> **SHORT TASK**:
Could you write out the records below exactly as they appear, leaving out any pictures?

[Figure dataset records]

————————

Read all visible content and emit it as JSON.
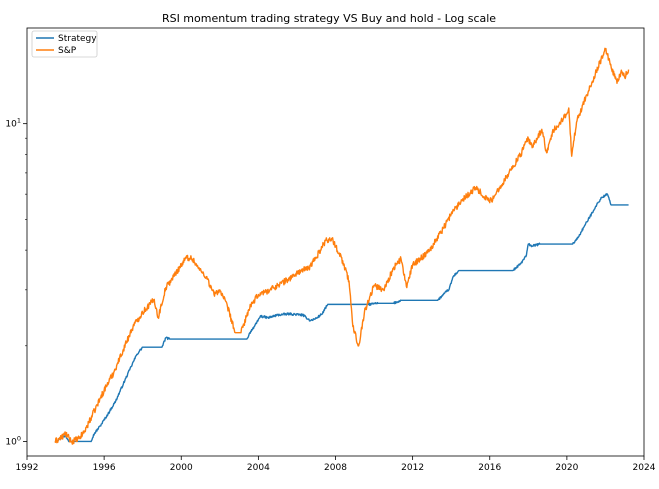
{
  "chart_data": {
    "type": "line",
    "title": "RSI momentum trading strategy VS Buy and hold - Log scale",
    "xlabel": "",
    "ylabel": "",
    "yscale": "log",
    "xlim": [
      1992,
      2024
    ],
    "ylim": [
      0.9,
      20
    ],
    "x_ticks": [
      "1992",
      "1996",
      "2000",
      "2004",
      "2008",
      "2012",
      "2016",
      "2020",
      "2024"
    ],
    "y_ticks": [
      {
        "value": 1,
        "label": "10^0"
      },
      {
        "value": 10,
        "label": "10^1"
      }
    ],
    "grid": false,
    "legend_position": "upper-left",
    "series": [
      {
        "name": "Strategy",
        "color": "#1f77b4",
        "points": [
          [
            1993.45,
            1.0
          ],
          [
            1993.7,
            1.02
          ],
          [
            1994.0,
            1.04
          ],
          [
            1994.2,
            1.0
          ],
          [
            1994.5,
            1.0
          ],
          [
            1995.3,
            1.0
          ],
          [
            1995.5,
            1.06
          ],
          [
            1995.8,
            1.12
          ],
          [
            1996.2,
            1.22
          ],
          [
            1996.6,
            1.34
          ],
          [
            1997.0,
            1.52
          ],
          [
            1997.4,
            1.72
          ],
          [
            1997.7,
            1.88
          ],
          [
            1998.0,
            1.98
          ],
          [
            1999.0,
            1.98
          ],
          [
            1999.2,
            2.12
          ],
          [
            1999.4,
            2.1
          ],
          [
            2000.0,
            2.1
          ],
          [
            2003.4,
            2.1
          ],
          [
            2003.6,
            2.22
          ],
          [
            2003.9,
            2.35
          ],
          [
            2004.1,
            2.48
          ],
          [
            2004.5,
            2.45
          ],
          [
            2005.0,
            2.5
          ],
          [
            2005.6,
            2.52
          ],
          [
            2006.3,
            2.5
          ],
          [
            2006.7,
            2.4
          ],
          [
            2007.0,
            2.44
          ],
          [
            2007.3,
            2.52
          ],
          [
            2007.6,
            2.7
          ],
          [
            2009.7,
            2.7
          ],
          [
            2010.2,
            2.72
          ],
          [
            2011.0,
            2.72
          ],
          [
            2011.4,
            2.78
          ],
          [
            2012.0,
            2.78
          ],
          [
            2013.3,
            2.78
          ],
          [
            2013.6,
            2.9
          ],
          [
            2013.9,
            3.02
          ],
          [
            2014.1,
            3.3
          ],
          [
            2014.4,
            3.45
          ],
          [
            2015.0,
            3.45
          ],
          [
            2017.2,
            3.45
          ],
          [
            2017.6,
            3.62
          ],
          [
            2017.9,
            3.85
          ],
          [
            2018.0,
            4.18
          ],
          [
            2018.2,
            4.12
          ],
          [
            2018.6,
            4.18
          ],
          [
            2020.3,
            4.18
          ],
          [
            2020.6,
            4.4
          ],
          [
            2020.9,
            4.75
          ],
          [
            2021.2,
            5.1
          ],
          [
            2021.5,
            5.5
          ],
          [
            2021.8,
            5.85
          ],
          [
            2022.1,
            6.0
          ],
          [
            2022.3,
            5.55
          ],
          [
            2022.5,
            5.55
          ],
          [
            2023.2,
            5.55
          ]
        ]
      },
      {
        "name": "S&P",
        "color": "#ff7f0e",
        "points": [
          [
            1993.45,
            1.0
          ],
          [
            1993.8,
            1.03
          ],
          [
            1994.0,
            1.06
          ],
          [
            1994.3,
            1.0
          ],
          [
            1994.7,
            1.02
          ],
          [
            1995.0,
            1.08
          ],
          [
            1995.5,
            1.25
          ],
          [
            1996.0,
            1.45
          ],
          [
            1996.5,
            1.65
          ],
          [
            1997.0,
            1.95
          ],
          [
            1997.5,
            2.3
          ],
          [
            1998.0,
            2.55
          ],
          [
            1998.6,
            2.8
          ],
          [
            1998.8,
            2.45
          ],
          [
            1999.2,
            3.05
          ],
          [
            1999.6,
            3.3
          ],
          [
            2000.0,
            3.6
          ],
          [
            2000.3,
            3.8
          ],
          [
            2000.6,
            3.75
          ],
          [
            2000.9,
            3.5
          ],
          [
            2001.3,
            3.3
          ],
          [
            2001.7,
            2.9
          ],
          [
            2002.0,
            3.0
          ],
          [
            2002.4,
            2.65
          ],
          [
            2002.8,
            2.2
          ],
          [
            2003.1,
            2.2
          ],
          [
            2003.5,
            2.6
          ],
          [
            2004.0,
            2.9
          ],
          [
            2004.6,
            3.0
          ],
          [
            2005.0,
            3.1
          ],
          [
            2005.6,
            3.25
          ],
          [
            2006.2,
            3.45
          ],
          [
            2006.6,
            3.5
          ],
          [
            2007.0,
            3.8
          ],
          [
            2007.5,
            4.3
          ],
          [
            2007.8,
            4.35
          ],
          [
            2008.3,
            3.8
          ],
          [
            2008.7,
            3.2
          ],
          [
            2008.9,
            2.3
          ],
          [
            2009.2,
            2.0
          ],
          [
            2009.5,
            2.55
          ],
          [
            2010.0,
            3.1
          ],
          [
            2010.5,
            3.0
          ],
          [
            2011.0,
            3.5
          ],
          [
            2011.4,
            3.75
          ],
          [
            2011.7,
            3.05
          ],
          [
            2012.0,
            3.6
          ],
          [
            2012.5,
            3.8
          ],
          [
            2013.0,
            4.1
          ],
          [
            2013.6,
            4.7
          ],
          [
            2014.0,
            5.2
          ],
          [
            2014.6,
            5.8
          ],
          [
            2015.3,
            6.3
          ],
          [
            2015.7,
            5.9
          ],
          [
            2016.1,
            5.7
          ],
          [
            2016.5,
            6.3
          ],
          [
            2017.0,
            7.0
          ],
          [
            2017.6,
            8.0
          ],
          [
            2018.0,
            9.0
          ],
          [
            2018.2,
            8.4
          ],
          [
            2018.7,
            9.6
          ],
          [
            2018.95,
            8.1
          ],
          [
            2019.3,
            9.5
          ],
          [
            2019.8,
            10.3
          ],
          [
            2020.1,
            11.2
          ],
          [
            2020.25,
            7.9
          ],
          [
            2020.5,
            10.1
          ],
          [
            2020.9,
            11.8
          ],
          [
            2021.3,
            13.5
          ],
          [
            2021.7,
            15.5
          ],
          [
            2022.0,
            17.2
          ],
          [
            2022.3,
            15.0
          ],
          [
            2022.6,
            13.4
          ],
          [
            2022.8,
            14.5
          ],
          [
            2023.0,
            14.0
          ],
          [
            2023.2,
            14.8
          ]
        ]
      }
    ]
  }
}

————————

> **ANSWER TO THE PROBLEM**:
Read all visible content and emit it as JSON.
{
  "chart_data": {
    "type": "line",
    "title": "RSI momentum trading strategy VS Buy and hold - Log scale",
    "xlabel": "",
    "ylabel": "",
    "yscale": "log",
    "xlim": [
      1992,
      2024
    ],
    "ylim": [
      0.9,
      20
    ],
    "x_ticks": [
      "1992",
      "1996",
      "2000",
      "2004",
      "2008",
      "2012",
      "2016",
      "2020",
      "2024"
    ],
    "y_ticks": [
      {
        "value": 1,
        "label": "10^0"
      },
      {
        "value": 10,
        "label": "10^1"
      }
    ],
    "grid": false,
    "legend_position": "upper-left",
    "series": [
      {
        "name": "Strategy",
        "color": "#1f77b4",
        "points": [
          [
            1993.45,
            1.0
          ],
          [
            1993.7,
            1.02
          ],
          [
            1994.0,
            1.04
          ],
          [
            1994.2,
            1.0
          ],
          [
            1994.5,
            1.0
          ],
          [
            1995.3,
            1.0
          ],
          [
            1995.5,
            1.06
          ],
          [
            1995.8,
            1.12
          ],
          [
            1996.2,
            1.22
          ],
          [
            1996.6,
            1.34
          ],
          [
            1997.0,
            1.52
          ],
          [
            1997.4,
            1.72
          ],
          [
            1997.7,
            1.88
          ],
          [
            1998.0,
            1.98
          ],
          [
            1999.0,
            1.98
          ],
          [
            1999.2,
            2.12
          ],
          [
            1999.4,
            2.1
          ],
          [
            2000.0,
            2.1
          ],
          [
            2003.4,
            2.1
          ],
          [
            2003.6,
            2.22
          ],
          [
            2003.9,
            2.35
          ],
          [
            2004.1,
            2.48
          ],
          [
            2004.5,
            2.45
          ],
          [
            2005.0,
            2.5
          ],
          [
            2005.6,
            2.52
          ],
          [
            2006.3,
            2.5
          ],
          [
            2006.7,
            2.4
          ],
          [
            2007.0,
            2.44
          ],
          [
            2007.3,
            2.52
          ],
          [
            2007.6,
            2.7
          ],
          [
            2009.7,
            2.7
          ],
          [
            2010.2,
            2.72
          ],
          [
            2011.0,
            2.72
          ],
          [
            2011.4,
            2.78
          ],
          [
            2012.0,
            2.78
          ],
          [
            2013.3,
            2.78
          ],
          [
            2013.6,
            2.9
          ],
          [
            2013.9,
            3.02
          ],
          [
            2014.1,
            3.3
          ],
          [
            2014.4,
            3.45
          ],
          [
            2015.0,
            3.45
          ],
          [
            2017.2,
            3.45
          ],
          [
            2017.6,
            3.62
          ],
          [
            2017.9,
            3.85
          ],
          [
            2018.0,
            4.18
          ],
          [
            2018.2,
            4.12
          ],
          [
            2018.6,
            4.18
          ],
          [
            2020.3,
            4.18
          ],
          [
            2020.6,
            4.4
          ],
          [
            2020.9,
            4.75
          ],
          [
            2021.2,
            5.1
          ],
          [
            2021.5,
            5.5
          ],
          [
            2021.8,
            5.85
          ],
          [
            2022.1,
            6.0
          ],
          [
            2022.3,
            5.55
          ],
          [
            2022.5,
            5.55
          ],
          [
            2023.2,
            5.55
          ]
        ]
      },
      {
        "name": "S&P",
        "color": "#ff7f0e",
        "points": [
          [
            1993.45,
            1.0
          ],
          [
            1993.8,
            1.03
          ],
          [
            1994.0,
            1.06
          ],
          [
            1994.3,
            1.0
          ],
          [
            1994.7,
            1.02
          ],
          [
            1995.0,
            1.08
          ],
          [
            1995.5,
            1.25
          ],
          [
            1996.0,
            1.45
          ],
          [
            1996.5,
            1.65
          ],
          [
            1997.0,
            1.95
          ],
          [
            1997.5,
            2.3
          ],
          [
            1998.0,
            2.55
          ],
          [
            1998.6,
            2.8
          ],
          [
            1998.8,
            2.45
          ],
          [
            1999.2,
            3.05
          ],
          [
            1999.6,
            3.3
          ],
          [
            2000.0,
            3.6
          ],
          [
            2000.3,
            3.8
          ],
          [
            2000.6,
            3.75
          ],
          [
            2000.9,
            3.5
          ],
          [
            2001.3,
            3.3
          ],
          [
            2001.7,
            2.9
          ],
          [
            2002.0,
            3.0
          ],
          [
            2002.4,
            2.65
          ],
          [
            2002.8,
            2.2
          ],
          [
            2003.1,
            2.2
          ],
          [
            2003.5,
            2.6
          ],
          [
            2004.0,
            2.9
          ],
          [
            2004.6,
            3.0
          ],
          [
            2005.0,
            3.1
          ],
          [
            2005.6,
            3.25
          ],
          [
            2006.2,
            3.45
          ],
          [
            2006.6,
            3.5
          ],
          [
            2007.0,
            3.8
          ],
          [
            2007.5,
            4.3
          ],
          [
            2007.8,
            4.35
          ],
          [
            2008.3,
            3.8
          ],
          [
            2008.7,
            3.2
          ],
          [
            2008.9,
            2.3
          ],
          [
            2009.2,
            2.0
          ],
          [
            2009.5,
            2.55
          ],
          [
            2010.0,
            3.1
          ],
          [
            2010.5,
            3.0
          ],
          [
            2011.0,
            3.5
          ],
          [
            2011.4,
            3.75
          ],
          [
            2011.7,
            3.05
          ],
          [
            2012.0,
            3.6
          ],
          [
            2012.5,
            3.8
          ],
          [
            2013.0,
            4.1
          ],
          [
            2013.6,
            4.7
          ],
          [
            2014.0,
            5.2
          ],
          [
            2014.6,
            5.8
          ],
          [
            2015.3,
            6.3
          ],
          [
            2015.7,
            5.9
          ],
          [
            2016.1,
            5.7
          ],
          [
            2016.5,
            6.3
          ],
          [
            2017.0,
            7.0
          ],
          [
            2017.6,
            8.0
          ],
          [
            2018.0,
            9.0
          ],
          [
            2018.2,
            8.4
          ],
          [
            2018.7,
            9.6
          ],
          [
            2018.95,
            8.1
          ],
          [
            2019.3,
            9.5
          ],
          [
            2019.8,
            10.3
          ],
          [
            2020.1,
            11.2
          ],
          [
            2020.25,
            7.9
          ],
          [
            2020.5,
            10.1
          ],
          [
            2020.9,
            11.8
          ],
          [
            2021.3,
            13.5
          ],
          [
            2021.7,
            15.5
          ],
          [
            2022.0,
            17.2
          ],
          [
            2022.3,
            15.0
          ],
          [
            2022.6,
            13.4
          ],
          [
            2022.8,
            14.5
          ],
          [
            2023.0,
            14.0
          ],
          [
            2023.2,
            14.8
          ]
        ]
      }
    ]
  }
}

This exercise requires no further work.